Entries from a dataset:

>>>

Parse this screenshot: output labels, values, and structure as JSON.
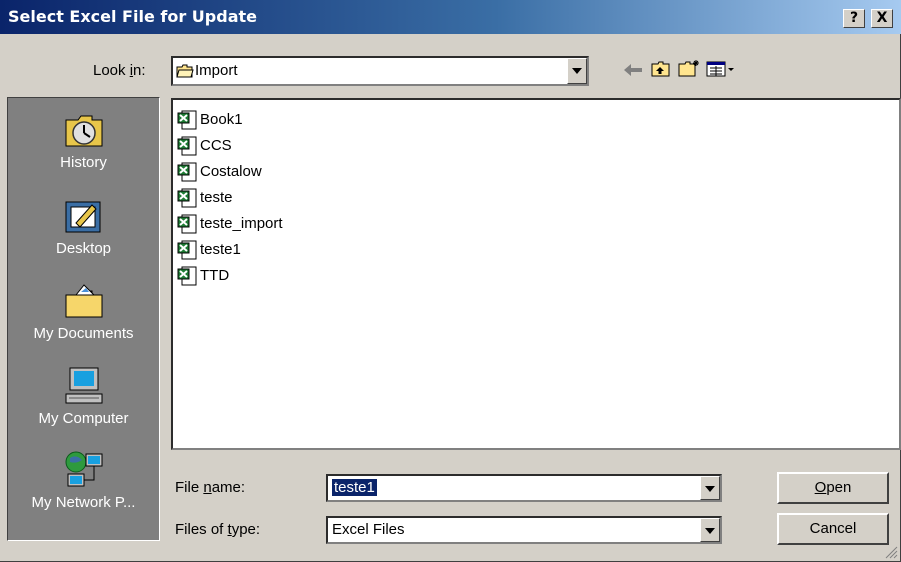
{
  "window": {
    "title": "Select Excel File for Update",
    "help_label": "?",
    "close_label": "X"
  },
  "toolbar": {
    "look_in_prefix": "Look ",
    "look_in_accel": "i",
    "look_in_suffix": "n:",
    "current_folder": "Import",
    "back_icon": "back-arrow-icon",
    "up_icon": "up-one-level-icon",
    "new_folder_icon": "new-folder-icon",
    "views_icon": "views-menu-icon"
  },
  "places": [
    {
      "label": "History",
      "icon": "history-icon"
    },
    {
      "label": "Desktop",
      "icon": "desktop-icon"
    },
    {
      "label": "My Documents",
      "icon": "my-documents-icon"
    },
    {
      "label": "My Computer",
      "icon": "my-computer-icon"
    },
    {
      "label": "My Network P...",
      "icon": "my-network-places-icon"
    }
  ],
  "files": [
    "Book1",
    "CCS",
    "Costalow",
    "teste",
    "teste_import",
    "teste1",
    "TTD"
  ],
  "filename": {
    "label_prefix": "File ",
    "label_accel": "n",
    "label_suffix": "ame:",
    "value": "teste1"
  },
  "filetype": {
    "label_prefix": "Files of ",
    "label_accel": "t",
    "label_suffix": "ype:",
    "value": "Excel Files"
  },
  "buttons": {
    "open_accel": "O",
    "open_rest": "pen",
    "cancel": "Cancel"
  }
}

<<<
>>>

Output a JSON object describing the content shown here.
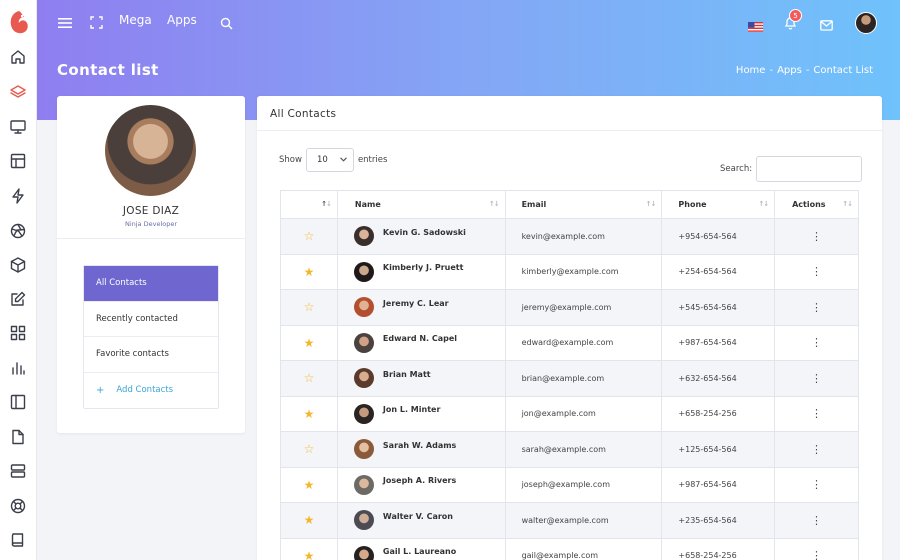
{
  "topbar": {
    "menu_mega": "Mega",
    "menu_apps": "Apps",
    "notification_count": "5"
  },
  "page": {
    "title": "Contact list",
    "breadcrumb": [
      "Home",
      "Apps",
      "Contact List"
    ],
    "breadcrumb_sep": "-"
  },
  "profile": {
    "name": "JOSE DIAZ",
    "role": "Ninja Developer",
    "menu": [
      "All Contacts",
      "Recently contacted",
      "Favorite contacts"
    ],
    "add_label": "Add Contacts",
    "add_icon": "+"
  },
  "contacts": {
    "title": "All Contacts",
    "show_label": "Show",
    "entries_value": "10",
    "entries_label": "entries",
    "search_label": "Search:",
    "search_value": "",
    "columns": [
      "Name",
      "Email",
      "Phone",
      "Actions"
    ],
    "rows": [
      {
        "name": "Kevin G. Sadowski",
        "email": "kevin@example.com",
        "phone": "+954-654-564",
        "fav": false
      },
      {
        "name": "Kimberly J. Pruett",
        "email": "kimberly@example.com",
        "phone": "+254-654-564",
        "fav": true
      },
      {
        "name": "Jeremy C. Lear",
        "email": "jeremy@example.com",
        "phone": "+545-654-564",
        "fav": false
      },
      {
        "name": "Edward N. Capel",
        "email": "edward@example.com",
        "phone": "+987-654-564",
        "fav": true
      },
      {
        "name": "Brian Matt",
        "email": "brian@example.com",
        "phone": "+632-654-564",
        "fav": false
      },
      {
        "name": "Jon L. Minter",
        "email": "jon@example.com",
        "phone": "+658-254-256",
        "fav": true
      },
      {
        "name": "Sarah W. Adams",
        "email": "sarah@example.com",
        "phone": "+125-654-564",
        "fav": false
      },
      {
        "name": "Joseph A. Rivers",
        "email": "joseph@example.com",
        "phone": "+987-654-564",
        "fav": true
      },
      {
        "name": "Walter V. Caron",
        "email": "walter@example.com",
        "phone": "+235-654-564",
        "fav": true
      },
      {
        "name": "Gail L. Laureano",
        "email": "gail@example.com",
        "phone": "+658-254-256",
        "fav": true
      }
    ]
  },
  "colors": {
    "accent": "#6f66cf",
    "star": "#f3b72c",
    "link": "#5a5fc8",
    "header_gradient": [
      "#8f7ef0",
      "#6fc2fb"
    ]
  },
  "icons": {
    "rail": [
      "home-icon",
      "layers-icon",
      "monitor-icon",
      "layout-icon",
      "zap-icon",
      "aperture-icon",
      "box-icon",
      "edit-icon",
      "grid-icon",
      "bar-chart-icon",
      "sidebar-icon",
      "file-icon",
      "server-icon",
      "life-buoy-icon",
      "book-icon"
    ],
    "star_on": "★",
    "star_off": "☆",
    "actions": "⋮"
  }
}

<<<
>>>

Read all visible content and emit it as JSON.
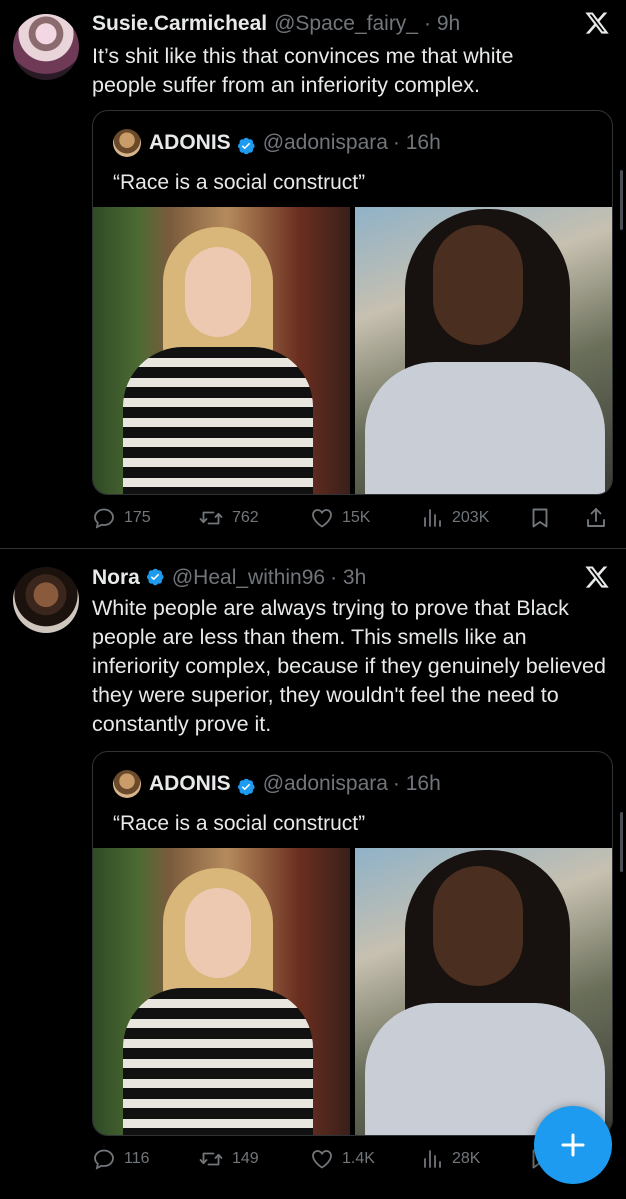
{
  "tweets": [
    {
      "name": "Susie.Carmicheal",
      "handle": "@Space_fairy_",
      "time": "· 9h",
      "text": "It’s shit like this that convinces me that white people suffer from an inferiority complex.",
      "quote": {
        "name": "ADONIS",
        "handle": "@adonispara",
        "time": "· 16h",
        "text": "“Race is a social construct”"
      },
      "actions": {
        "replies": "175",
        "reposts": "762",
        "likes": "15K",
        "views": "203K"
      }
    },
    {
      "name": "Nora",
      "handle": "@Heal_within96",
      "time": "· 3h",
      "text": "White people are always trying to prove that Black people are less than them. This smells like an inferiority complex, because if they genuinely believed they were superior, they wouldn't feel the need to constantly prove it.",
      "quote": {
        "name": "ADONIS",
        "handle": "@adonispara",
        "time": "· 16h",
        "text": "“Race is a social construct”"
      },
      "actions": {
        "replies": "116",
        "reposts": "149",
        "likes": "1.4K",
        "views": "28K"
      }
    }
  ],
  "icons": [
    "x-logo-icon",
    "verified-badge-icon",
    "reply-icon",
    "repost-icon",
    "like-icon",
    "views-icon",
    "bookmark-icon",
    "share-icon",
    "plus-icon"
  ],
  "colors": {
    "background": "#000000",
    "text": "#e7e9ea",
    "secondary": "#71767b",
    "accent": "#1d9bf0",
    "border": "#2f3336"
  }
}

<<<

## WHAT YOU ARE ASKED TO DO
Copy all lines from the data that hold the word "views".

## THE REPLY
    "views_icon": "views-menu-icon"
        "views": "203K"
        "views": "28K"
    "views-icon",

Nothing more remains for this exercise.